WHAT THE TASK ASKS:
Your task is to copy every line of this material exactly.

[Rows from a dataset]

# # # # # # #

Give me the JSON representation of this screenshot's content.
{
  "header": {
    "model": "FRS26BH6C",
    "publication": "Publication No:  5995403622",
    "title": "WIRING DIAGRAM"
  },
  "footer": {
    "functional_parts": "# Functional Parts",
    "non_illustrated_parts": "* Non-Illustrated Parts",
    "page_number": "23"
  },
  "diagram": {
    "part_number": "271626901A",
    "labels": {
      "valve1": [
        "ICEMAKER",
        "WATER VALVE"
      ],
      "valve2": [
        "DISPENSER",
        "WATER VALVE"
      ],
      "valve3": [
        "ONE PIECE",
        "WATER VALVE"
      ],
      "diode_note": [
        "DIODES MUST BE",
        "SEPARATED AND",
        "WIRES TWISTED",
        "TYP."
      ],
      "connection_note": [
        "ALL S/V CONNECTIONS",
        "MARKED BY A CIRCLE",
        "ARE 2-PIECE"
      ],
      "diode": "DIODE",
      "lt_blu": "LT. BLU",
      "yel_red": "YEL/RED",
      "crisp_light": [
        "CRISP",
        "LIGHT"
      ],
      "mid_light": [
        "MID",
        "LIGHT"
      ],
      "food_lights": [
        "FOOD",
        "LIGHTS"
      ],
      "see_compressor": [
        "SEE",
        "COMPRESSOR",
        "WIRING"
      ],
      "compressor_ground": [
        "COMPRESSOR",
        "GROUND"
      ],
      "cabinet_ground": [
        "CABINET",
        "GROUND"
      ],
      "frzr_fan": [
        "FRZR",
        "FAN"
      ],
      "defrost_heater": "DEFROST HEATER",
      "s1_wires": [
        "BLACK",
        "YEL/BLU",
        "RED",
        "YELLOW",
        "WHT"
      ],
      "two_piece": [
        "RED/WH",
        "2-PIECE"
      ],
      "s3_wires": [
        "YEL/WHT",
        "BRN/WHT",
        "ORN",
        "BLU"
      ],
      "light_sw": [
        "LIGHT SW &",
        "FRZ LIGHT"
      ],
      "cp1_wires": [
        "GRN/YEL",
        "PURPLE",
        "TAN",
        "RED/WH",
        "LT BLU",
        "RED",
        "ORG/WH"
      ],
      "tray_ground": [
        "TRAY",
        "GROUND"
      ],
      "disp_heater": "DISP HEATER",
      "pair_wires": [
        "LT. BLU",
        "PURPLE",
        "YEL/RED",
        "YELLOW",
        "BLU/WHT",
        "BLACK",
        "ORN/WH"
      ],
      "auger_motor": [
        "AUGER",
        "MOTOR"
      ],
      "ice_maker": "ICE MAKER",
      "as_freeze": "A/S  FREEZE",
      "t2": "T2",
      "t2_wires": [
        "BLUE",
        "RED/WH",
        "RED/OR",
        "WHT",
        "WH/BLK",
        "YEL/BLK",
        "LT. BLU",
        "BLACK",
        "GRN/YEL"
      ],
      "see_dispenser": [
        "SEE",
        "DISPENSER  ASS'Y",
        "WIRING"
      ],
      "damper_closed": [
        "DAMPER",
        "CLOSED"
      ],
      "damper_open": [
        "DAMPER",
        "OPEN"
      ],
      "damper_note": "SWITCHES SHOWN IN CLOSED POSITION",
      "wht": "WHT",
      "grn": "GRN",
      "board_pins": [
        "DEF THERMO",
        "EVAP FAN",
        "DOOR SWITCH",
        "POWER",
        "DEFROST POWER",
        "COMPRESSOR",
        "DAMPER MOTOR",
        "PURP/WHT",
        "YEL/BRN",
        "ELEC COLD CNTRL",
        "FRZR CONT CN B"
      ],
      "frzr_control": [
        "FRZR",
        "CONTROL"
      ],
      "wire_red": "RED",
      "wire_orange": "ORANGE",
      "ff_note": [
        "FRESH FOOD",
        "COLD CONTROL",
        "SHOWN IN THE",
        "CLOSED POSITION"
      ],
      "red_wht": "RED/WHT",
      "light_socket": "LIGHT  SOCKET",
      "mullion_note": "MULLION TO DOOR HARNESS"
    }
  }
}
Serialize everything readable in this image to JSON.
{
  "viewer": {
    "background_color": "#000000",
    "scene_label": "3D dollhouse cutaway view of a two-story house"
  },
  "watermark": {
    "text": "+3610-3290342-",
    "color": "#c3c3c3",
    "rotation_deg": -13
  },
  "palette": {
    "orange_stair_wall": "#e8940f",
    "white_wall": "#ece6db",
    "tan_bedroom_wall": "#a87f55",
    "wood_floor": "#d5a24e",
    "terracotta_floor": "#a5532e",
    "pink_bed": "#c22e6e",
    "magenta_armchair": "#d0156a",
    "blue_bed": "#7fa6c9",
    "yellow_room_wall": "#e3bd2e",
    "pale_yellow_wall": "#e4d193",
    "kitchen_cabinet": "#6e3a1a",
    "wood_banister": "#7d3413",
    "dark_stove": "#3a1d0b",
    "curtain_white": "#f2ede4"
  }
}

# # # # # # #

THE REPLY:
Give me the JSON representation of this screenshot's content.
{
  "header": {
    "model": "FRS26BH6C",
    "publication": "Publication No:  5995403622",
    "title": "WIRING DIAGRAM"
  },
  "footer": {
    "functional_parts": "# Functional Parts",
    "non_illustrated_parts": "* Non-Illustrated Parts",
    "page_number": "23"
  },
  "diagram": {
    "part_number": "271626901A",
    "labels": {
      "valve1": [
        "ICEMAKER",
        "WATER VALVE"
      ],
      "valve2": [
        "DISPENSER",
        "WATER VALVE"
      ],
      "valve3": [
        "ONE PIECE",
        "WATER VALVE"
      ],
      "diode_note": [
        "DIODES MUST BE",
        "SEPARATED AND",
        "WIRES TWISTED",
        "TYP."
      ],
      "connection_note": [
        "ALL S/V CONNECTIONS",
        "MARKED BY A CIRCLE",
        "ARE 2-PIECE"
      ],
      "diode": "DIODE",
      "lt_blu": "LT. BLU",
      "yel_red": "YEL/RED",
      "crisp_light": [
        "CRISP",
        "LIGHT"
      ],
      "mid_light": [
        "MID",
        "LIGHT"
      ],
      "food_lights": [
        "FOOD",
        "LIGHTS"
      ],
      "see_compressor": [
        "SEE",
        "COMPRESSOR",
        "WIRING"
      ],
      "compressor_ground": [
        "COMPRESSOR",
        "GROUND"
      ],
      "cabinet_ground": [
        "CABINET",
        "GROUND"
      ],
      "frzr_fan": [
        "FRZR",
        "FAN"
      ],
      "defrost_heater": "DEFROST HEATER",
      "s1_wires": [
        "BLACK",
        "YEL/BLU",
        "RED",
        "YELLOW",
        "WHT"
      ],
      "two_piece": [
        "RED/WH",
        "2-PIECE"
      ],
      "s3_wires": [
        "YEL/WHT",
        "BRN/WHT",
        "ORN",
        "BLU"
      ],
      "light_sw": [
        "LIGHT SW &",
        "FRZ LIGHT"
      ],
      "cp1_wires": [
        "GRN/YEL",
        "PURPLE",
        "TAN",
        "RED/WH",
        "LT BLU",
        "RED",
        "ORG/WH"
      ],
      "tray_ground": [
        "TRAY",
        "GROUND"
      ],
      "disp_heater": "DISP HEATER",
      "pair_wires": [
        "LT. BLU",
        "PURPLE",
        "YEL/RED",
        "YELLOW",
        "BLU/WHT",
        "BLACK",
        "ORN/WH"
      ],
      "auger_motor": [
        "AUGER",
        "MOTOR"
      ],
      "ice_maker": "ICE MAKER",
      "as_freeze": "A/S  FREEZE",
      "t2": "T2",
      "t2_wires": [
        "BLUE",
        "RED/WH",
        "RED/OR",
        "WHT",
        "WH/BLK",
        "YEL/BLK",
        "LT. BLU",
        "BLACK",
        "GRN/YEL"
      ],
      "see_dispenser": [
        "SEE",
        "DISPENSER  ASS'Y",
        "WIRING"
      ],
      "damper_closed": [
        "DAMPER",
        "CLOSED"
      ],
      "damper_open": [
        "DAMPER",
        "OPEN"
      ],
      "damper_note": "SWITCHES SHOWN IN CLOSED POSITION",
      "wht": "WHT",
      "grn": "GRN",
      "board_pins": [
        "DEF THERMO",
        "EVAP FAN",
        "DOOR SWITCH",
        "POWER",
        "DEFROST POWER",
        "COMPRESSOR",
        "DAMPER MOTOR",
        "PURP/WHT",
        "YEL/BRN",
        "ELEC COLD CNTRL",
        "FRZR CONT CN B"
      ],
      "frzr_control": [
        "FRZR",
        "CONTROL"
      ],
      "wire_red": "RED",
      "wire_orange": "ORANGE",
      "ff_note": [
        "FRESH FOOD",
        "COLD CONTROL",
        "SHOWN IN THE",
        "CLOSED POSITION"
      ],
      "red_wht": "RED/WHT",
      "light_socket": "LIGHT  SOCKET",
      "mullion_note": "MULLION TO DOOR HARNESS"
    }
  }
}
Serialize everything readable in this image to JSON.
{
  "viewer": {
    "background_color": "#000000",
    "scene_label": "3D dollhouse cutaway view of a two-story house"
  },
  "watermark": {
    "text": "+3610-3290342-",
    "color": "#c3c3c3",
    "rotation_deg": -13
  },
  "palette": {
    "orange_stair_wall": "#e8940f",
    "white_wall": "#ece6db",
    "tan_bedroom_wall": "#a87f55",
    "wood_floor": "#d5a24e",
    "terracotta_floor": "#a5532e",
    "pink_bed": "#c22e6e",
    "magenta_armchair": "#d0156a",
    "blue_bed": "#7fa6c9",
    "yellow_room_wall": "#e3bd2e",
    "pale_yellow_wall": "#e4d193",
    "kitchen_cabinet": "#6e3a1a",
    "wood_banister": "#7d3413",
    "dark_stove": "#3a1d0b",
    "curtain_white": "#f2ede4"
  }
}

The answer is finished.